- _Detalhes do problema_: Segundo a notícia sobre Jorge Messias, qual foi o placar da votação em que o Senado rejeitou a indicação dele ao STF?

- _Trecho para leitura_:
┌──

Jorge Messias anunciou que deixará o cargo de advogado-geral da União (AGU) após ser rejeitado pelo Senado, que votou 42 a 34 contra sua indicação ao Supremo Tribunal Federal (STF). O comunicado foi feito ao presidente Luiz Inácio Lula da Silva no Palácio da Alvorada. Messias, que ocupa a função de advogado-geral, ressaltou que não se sente em condições de manter um diálogo contínuo com membros do Legislativo e do Judiciário que se opuseram à sua nomeação. O presidente Lula pediu que Messias reavalie sua decisão durante o fim de semana.
A rejeição de Messias no Senado representa uma derrota histórica para Lula, interrompendo um padrão de aprovações que perdurava desde 1894. O Palácio do Planalto está analisando as articulações que levaram a essa derrota significativa. Messias atribui o resultado ao presidente do Senado, Davi Alcolumbre, e aos ministros do STF, Alexandre de Moraes e Flávio Dino, que teriam atuado contra sua nomeação. Moraes, em particular, buscou impedir o fortalecimento do ministro André Mendonça, relator de um caso controverso envolvendo o Banco Master, além de apoiar o senador Rodrigo Pacheco para a vaga.

└──

(Dados de segmentação de página)

┌──

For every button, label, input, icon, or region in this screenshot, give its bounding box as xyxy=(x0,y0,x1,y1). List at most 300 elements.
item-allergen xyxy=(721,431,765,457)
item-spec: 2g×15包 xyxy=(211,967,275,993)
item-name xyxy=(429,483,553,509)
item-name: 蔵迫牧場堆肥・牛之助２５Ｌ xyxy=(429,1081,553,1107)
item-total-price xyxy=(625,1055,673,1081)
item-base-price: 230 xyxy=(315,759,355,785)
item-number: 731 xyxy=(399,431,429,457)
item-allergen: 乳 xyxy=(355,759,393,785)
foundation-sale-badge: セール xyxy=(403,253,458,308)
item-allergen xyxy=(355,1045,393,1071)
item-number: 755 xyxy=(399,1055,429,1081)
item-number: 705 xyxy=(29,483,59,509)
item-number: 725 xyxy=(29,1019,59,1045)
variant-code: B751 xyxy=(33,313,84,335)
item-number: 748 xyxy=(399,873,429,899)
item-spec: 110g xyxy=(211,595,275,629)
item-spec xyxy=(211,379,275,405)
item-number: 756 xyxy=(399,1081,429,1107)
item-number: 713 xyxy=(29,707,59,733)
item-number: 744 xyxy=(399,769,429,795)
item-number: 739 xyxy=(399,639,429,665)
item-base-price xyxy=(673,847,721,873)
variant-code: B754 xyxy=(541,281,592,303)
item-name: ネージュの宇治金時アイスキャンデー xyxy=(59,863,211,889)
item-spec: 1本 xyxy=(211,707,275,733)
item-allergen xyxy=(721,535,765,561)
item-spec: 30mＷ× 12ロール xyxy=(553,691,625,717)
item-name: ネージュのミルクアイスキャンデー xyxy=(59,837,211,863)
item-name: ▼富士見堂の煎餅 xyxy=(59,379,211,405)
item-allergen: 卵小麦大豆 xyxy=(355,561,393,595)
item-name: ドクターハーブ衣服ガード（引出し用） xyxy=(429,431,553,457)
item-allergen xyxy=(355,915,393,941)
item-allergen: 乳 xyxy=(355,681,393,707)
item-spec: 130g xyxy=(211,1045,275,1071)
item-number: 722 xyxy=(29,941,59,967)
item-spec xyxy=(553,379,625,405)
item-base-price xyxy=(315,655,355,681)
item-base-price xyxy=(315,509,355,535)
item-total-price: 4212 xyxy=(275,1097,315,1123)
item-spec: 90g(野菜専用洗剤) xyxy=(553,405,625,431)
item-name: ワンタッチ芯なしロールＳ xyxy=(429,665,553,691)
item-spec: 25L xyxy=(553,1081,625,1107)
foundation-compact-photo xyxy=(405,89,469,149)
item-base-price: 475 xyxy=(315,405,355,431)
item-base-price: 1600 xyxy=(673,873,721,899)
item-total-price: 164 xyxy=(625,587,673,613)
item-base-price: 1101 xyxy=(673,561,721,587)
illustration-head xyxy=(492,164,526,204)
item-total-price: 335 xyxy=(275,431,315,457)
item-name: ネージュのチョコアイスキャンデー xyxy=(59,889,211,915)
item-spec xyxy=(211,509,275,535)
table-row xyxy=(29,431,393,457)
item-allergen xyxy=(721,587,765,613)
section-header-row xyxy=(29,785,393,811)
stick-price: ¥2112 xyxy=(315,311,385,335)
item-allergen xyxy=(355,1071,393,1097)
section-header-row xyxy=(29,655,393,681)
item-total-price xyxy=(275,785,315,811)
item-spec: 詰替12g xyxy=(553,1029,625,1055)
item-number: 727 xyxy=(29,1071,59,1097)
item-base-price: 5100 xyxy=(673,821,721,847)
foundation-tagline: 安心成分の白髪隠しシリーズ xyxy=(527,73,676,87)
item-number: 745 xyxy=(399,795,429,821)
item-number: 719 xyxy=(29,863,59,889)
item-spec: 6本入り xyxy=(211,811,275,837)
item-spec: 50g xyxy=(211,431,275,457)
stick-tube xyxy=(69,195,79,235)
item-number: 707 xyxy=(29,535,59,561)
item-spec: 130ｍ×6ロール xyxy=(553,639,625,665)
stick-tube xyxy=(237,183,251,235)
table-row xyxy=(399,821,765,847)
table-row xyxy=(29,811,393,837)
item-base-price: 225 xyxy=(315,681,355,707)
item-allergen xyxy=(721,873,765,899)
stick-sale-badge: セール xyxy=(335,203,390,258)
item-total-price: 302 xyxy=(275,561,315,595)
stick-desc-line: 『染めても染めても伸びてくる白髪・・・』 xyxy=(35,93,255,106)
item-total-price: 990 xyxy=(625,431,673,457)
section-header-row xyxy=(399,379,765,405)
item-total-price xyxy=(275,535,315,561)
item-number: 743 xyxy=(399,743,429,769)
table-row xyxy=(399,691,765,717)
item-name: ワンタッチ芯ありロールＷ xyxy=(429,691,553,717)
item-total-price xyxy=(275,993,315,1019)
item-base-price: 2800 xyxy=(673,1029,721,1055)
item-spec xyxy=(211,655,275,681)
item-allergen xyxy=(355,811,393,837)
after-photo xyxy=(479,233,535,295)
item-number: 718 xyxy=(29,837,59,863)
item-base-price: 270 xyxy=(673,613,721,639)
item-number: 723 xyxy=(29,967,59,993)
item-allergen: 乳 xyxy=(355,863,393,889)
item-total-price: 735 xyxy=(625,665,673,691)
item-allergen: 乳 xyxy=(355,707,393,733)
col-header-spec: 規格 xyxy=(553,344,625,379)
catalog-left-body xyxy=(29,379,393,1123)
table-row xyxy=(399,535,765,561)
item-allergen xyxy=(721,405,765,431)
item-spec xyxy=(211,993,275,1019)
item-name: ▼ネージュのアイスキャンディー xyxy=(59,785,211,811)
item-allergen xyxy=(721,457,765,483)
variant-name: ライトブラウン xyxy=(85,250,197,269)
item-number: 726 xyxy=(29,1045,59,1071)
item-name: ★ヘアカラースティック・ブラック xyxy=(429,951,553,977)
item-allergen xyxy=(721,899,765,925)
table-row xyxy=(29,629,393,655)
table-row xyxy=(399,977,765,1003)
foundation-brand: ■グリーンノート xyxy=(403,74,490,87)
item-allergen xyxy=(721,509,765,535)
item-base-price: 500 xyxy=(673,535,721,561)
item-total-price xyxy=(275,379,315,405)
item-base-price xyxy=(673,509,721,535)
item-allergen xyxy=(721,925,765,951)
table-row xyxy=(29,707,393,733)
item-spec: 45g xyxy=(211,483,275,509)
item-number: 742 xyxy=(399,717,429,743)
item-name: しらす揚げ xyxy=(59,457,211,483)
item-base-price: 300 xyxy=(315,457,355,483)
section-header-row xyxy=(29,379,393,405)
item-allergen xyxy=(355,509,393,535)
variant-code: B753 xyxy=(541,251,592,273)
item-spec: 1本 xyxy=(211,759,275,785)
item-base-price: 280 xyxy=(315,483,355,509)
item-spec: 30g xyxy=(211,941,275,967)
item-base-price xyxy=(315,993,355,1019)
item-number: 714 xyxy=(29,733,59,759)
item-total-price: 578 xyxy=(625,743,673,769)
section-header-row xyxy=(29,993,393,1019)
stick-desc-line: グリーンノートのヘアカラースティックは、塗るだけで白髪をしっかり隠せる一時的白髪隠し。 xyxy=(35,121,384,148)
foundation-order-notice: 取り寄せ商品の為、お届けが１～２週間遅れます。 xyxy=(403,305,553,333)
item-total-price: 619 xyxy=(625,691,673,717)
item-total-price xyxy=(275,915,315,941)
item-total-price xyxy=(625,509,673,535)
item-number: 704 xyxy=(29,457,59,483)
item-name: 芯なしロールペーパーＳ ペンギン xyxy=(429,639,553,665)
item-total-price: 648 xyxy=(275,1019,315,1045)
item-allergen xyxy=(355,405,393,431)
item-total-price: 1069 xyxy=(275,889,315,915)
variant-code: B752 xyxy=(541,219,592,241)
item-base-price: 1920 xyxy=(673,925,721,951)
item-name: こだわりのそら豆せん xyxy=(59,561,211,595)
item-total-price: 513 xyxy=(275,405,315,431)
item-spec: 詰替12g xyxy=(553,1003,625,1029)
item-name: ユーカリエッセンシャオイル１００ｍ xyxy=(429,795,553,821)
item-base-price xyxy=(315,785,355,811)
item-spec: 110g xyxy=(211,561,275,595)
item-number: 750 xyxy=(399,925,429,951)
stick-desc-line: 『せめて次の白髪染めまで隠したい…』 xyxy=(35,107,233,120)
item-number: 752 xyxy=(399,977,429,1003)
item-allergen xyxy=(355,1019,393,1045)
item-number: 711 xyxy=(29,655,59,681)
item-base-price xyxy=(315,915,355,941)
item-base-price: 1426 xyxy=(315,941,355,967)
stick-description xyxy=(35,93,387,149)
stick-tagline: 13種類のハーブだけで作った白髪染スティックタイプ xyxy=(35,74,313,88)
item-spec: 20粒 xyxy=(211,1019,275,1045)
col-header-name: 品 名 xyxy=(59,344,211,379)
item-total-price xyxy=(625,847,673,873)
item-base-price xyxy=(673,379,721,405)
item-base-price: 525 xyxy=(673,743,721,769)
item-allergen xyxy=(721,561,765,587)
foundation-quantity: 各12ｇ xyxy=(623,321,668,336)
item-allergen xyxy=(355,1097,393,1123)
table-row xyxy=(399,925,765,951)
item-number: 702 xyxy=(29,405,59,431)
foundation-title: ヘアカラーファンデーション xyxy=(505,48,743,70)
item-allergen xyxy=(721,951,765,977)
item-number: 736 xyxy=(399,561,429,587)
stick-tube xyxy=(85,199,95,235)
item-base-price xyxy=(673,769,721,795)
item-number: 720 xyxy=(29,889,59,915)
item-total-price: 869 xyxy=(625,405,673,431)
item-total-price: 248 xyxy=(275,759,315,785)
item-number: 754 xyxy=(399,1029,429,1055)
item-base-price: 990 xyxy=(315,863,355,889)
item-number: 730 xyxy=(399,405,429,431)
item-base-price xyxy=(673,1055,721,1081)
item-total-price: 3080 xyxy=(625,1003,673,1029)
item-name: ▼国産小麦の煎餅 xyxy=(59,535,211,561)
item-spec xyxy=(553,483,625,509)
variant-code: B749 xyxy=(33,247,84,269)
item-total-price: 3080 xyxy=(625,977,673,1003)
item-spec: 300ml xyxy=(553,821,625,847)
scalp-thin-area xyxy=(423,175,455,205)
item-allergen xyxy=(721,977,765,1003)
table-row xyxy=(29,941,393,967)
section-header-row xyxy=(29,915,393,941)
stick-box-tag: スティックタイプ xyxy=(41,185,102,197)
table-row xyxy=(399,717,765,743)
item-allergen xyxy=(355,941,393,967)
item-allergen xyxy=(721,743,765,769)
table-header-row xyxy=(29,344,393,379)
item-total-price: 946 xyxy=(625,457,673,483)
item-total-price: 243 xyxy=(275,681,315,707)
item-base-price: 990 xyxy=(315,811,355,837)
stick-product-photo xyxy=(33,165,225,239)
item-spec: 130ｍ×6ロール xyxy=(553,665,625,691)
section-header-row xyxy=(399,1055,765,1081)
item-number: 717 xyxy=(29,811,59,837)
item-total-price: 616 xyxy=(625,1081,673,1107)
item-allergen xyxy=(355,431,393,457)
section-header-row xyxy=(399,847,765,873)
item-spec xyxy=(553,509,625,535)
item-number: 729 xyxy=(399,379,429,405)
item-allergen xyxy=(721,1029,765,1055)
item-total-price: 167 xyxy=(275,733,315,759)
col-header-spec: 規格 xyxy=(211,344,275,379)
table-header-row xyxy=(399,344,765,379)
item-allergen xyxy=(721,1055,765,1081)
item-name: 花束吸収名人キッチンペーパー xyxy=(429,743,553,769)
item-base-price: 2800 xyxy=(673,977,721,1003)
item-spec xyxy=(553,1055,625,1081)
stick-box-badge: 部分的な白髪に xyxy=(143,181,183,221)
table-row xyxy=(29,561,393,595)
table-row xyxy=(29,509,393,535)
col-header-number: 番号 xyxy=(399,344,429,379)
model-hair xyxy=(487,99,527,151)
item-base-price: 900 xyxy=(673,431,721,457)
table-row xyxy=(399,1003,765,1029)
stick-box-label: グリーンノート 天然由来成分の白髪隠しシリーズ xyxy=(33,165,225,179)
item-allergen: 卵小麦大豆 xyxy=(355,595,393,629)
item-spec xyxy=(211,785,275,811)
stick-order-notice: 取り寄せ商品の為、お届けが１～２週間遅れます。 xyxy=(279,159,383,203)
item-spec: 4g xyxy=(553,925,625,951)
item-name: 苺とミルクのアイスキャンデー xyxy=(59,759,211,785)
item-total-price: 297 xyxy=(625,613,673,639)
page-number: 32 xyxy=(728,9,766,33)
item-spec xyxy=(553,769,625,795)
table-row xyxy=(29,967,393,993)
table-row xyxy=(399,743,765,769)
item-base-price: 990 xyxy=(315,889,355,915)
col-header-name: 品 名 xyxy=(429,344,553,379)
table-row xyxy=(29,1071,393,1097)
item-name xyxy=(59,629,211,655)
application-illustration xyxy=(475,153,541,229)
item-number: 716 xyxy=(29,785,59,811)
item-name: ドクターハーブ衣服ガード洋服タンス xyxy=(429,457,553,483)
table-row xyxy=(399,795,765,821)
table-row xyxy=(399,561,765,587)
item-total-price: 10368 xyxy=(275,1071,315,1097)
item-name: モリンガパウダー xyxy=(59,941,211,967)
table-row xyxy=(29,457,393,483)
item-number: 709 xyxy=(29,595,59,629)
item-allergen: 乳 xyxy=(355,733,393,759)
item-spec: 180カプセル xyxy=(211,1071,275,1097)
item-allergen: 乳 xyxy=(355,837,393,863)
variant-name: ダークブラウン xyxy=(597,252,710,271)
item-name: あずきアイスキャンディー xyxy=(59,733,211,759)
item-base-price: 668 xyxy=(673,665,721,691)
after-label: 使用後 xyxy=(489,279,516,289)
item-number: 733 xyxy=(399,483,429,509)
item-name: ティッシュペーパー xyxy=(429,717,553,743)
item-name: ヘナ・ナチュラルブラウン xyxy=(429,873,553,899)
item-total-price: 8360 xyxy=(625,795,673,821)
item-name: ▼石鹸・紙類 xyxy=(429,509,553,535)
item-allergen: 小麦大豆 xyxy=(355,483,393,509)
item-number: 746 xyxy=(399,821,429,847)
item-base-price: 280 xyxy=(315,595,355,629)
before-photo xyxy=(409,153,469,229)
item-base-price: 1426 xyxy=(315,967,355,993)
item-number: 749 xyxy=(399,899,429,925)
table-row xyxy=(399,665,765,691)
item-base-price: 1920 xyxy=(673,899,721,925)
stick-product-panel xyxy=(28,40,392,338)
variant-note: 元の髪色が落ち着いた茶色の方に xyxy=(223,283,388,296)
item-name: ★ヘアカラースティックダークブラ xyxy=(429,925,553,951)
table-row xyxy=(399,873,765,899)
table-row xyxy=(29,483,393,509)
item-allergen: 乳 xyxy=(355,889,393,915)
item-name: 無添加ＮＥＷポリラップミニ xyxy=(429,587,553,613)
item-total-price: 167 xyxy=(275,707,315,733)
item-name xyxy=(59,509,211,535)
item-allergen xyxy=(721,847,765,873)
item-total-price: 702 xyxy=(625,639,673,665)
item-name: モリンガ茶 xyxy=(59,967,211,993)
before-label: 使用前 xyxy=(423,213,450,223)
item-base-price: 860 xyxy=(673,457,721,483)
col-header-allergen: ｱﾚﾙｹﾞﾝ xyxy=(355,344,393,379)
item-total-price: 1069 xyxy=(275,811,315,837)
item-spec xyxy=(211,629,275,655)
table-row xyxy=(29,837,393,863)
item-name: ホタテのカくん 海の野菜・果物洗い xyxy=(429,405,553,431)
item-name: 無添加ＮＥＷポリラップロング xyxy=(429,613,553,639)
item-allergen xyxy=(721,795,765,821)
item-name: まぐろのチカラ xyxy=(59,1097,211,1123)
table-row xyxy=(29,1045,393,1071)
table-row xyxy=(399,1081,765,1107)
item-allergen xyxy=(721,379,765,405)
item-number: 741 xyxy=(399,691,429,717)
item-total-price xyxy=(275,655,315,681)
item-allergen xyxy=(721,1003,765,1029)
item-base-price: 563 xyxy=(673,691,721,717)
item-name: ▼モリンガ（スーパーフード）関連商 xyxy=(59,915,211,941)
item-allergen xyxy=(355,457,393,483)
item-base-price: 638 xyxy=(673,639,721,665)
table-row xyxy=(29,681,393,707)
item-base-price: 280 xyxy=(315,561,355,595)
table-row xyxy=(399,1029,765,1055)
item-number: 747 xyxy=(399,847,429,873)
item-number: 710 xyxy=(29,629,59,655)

└──

- _Resposta escrita_: O Senado votou 42 a 34 contra a indicação.